=== WHAT TO WORK ON ===
Comb the records below for the string "TAXES" and copy each line where it turns up.

=== DATA PROVIDED ===

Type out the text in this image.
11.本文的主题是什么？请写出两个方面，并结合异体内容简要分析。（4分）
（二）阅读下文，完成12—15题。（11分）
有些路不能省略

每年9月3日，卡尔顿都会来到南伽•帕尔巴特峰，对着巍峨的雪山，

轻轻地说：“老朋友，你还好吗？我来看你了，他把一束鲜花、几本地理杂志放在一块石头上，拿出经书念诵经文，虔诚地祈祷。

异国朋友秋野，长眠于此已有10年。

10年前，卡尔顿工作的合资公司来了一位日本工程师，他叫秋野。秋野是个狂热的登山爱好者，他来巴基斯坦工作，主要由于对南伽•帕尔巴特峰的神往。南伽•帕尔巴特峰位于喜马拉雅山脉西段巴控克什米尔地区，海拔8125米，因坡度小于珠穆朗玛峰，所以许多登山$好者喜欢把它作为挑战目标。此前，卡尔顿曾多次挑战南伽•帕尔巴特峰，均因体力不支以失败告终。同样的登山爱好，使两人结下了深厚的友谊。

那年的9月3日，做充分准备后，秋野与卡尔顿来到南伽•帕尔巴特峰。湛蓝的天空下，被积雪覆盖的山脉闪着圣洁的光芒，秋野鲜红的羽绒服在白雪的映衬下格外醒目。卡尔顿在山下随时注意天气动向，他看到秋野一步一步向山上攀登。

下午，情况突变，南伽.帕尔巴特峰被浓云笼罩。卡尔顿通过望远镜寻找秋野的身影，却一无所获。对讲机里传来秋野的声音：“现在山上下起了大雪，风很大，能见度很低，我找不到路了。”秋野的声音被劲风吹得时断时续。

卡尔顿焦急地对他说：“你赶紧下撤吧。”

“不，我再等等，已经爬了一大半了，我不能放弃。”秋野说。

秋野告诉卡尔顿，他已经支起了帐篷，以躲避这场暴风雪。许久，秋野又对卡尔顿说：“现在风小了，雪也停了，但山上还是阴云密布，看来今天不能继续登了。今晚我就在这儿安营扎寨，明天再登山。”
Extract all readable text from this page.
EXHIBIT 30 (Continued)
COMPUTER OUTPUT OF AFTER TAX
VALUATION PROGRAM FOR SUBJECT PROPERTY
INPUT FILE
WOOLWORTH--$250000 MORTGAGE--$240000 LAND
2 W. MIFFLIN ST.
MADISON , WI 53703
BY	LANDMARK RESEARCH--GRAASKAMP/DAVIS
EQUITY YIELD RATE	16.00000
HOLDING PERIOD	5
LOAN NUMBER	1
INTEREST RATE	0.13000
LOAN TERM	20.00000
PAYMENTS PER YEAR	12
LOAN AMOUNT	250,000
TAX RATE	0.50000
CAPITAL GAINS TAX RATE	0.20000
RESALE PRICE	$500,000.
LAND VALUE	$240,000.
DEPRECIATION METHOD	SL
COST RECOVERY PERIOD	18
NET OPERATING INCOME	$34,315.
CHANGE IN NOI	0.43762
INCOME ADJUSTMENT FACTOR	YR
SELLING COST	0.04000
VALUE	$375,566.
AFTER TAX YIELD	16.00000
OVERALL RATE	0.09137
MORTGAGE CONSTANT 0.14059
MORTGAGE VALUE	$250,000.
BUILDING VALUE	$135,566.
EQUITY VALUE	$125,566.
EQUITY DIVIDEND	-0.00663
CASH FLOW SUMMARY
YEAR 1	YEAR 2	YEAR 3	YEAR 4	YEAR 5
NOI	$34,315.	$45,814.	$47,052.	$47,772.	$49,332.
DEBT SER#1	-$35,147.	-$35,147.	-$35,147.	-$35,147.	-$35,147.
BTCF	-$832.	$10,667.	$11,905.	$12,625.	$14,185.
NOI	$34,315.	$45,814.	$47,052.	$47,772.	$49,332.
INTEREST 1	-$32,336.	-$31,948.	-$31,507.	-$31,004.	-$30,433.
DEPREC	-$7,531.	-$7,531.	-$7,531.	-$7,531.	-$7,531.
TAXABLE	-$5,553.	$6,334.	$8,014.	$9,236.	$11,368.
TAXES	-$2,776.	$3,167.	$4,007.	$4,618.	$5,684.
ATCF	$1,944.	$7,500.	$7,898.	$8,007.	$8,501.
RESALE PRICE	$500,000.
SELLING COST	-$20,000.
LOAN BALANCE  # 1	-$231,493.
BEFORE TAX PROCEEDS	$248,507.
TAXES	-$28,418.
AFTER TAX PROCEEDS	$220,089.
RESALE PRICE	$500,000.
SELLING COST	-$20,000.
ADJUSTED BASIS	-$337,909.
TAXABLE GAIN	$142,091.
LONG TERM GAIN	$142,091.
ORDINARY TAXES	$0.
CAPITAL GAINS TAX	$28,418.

=== WORKED SOLUTION ===
TAXES	-$2,776.	$3,167.	$4,007.	$4,618.	$5,684.
TAXES	-$28,418.
ORDINARY TAXES	$0.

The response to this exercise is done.